● EXERCISE INPUT:
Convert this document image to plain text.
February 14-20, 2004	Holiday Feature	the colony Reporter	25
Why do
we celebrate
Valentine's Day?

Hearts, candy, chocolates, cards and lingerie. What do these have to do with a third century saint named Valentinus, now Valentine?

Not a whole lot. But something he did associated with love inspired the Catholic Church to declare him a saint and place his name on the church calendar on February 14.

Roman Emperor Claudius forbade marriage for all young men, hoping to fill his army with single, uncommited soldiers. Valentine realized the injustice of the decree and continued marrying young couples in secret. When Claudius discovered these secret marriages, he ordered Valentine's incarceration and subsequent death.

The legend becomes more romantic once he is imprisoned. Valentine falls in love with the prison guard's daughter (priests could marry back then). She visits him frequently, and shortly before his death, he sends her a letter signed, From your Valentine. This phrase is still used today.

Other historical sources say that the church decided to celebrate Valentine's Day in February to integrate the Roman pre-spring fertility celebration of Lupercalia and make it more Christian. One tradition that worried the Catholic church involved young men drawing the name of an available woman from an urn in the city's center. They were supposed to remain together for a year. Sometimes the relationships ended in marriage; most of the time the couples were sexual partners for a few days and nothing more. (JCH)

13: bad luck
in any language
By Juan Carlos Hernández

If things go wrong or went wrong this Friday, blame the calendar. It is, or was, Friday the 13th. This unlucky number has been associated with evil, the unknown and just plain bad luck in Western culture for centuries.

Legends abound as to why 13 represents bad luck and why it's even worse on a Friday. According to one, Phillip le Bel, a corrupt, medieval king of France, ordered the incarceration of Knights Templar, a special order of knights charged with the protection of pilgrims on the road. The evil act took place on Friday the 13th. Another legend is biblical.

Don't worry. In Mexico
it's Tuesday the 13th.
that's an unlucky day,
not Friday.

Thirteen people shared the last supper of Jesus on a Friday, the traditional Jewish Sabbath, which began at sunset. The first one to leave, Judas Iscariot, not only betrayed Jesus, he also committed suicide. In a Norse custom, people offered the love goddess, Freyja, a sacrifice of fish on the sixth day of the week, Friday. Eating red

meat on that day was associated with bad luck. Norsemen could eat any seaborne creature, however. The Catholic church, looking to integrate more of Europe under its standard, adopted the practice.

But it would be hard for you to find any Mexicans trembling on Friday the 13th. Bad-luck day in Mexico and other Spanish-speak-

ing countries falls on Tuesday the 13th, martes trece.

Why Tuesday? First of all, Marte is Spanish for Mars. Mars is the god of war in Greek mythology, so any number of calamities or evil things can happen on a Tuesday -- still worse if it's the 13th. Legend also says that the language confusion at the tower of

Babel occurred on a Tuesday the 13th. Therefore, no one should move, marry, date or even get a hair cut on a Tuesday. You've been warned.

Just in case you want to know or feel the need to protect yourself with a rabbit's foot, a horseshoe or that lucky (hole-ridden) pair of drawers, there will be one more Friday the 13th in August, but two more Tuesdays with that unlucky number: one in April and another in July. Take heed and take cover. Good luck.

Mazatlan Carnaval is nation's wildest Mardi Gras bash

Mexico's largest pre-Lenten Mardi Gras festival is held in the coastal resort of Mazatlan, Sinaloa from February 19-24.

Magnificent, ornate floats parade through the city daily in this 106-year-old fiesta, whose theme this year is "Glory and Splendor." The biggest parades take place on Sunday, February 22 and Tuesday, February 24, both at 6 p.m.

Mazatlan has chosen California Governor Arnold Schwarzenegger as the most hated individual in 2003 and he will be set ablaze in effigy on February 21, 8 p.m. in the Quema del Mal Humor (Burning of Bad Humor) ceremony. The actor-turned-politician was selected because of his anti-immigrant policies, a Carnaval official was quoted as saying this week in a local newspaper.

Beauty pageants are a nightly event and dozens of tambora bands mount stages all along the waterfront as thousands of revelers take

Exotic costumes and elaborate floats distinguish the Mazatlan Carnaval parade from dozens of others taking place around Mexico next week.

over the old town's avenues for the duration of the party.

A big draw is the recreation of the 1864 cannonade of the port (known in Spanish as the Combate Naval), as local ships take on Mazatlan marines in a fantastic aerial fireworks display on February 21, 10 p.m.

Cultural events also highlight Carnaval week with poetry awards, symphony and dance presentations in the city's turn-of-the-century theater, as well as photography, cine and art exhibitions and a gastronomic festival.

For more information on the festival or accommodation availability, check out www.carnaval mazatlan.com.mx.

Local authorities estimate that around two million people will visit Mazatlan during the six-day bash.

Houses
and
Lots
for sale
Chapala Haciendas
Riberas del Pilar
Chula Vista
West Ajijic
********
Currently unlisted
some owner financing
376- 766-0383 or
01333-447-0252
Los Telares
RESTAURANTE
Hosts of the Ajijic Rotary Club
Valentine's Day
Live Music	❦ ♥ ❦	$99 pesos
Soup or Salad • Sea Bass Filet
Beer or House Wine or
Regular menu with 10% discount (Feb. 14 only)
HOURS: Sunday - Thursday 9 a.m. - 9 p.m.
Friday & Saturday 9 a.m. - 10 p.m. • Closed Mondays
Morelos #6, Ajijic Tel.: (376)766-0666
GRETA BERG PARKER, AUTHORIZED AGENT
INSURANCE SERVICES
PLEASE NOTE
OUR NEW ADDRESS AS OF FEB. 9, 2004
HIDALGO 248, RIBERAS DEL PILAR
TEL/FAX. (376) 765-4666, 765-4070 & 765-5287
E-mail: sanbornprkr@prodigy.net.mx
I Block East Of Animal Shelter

● WHAT YOU NEED TO DO: In the listing, find each line with the string "only" and copy it.

● EXERCISE RESPONSE:
Thirteen people shared the last supper of Jesus on a Friday, the traditional Jewish Sabbath, which began at sunset. The first one to leave, Judas Iscariot, not only betrayed Jesus, he also committed suicide. In a Norse custom, people offered the love goddess, Freyja, a sacrifice of fish on the sixth day of the week, Friday. Eating red
Regular menu with 10% discount (Feb. 14 only)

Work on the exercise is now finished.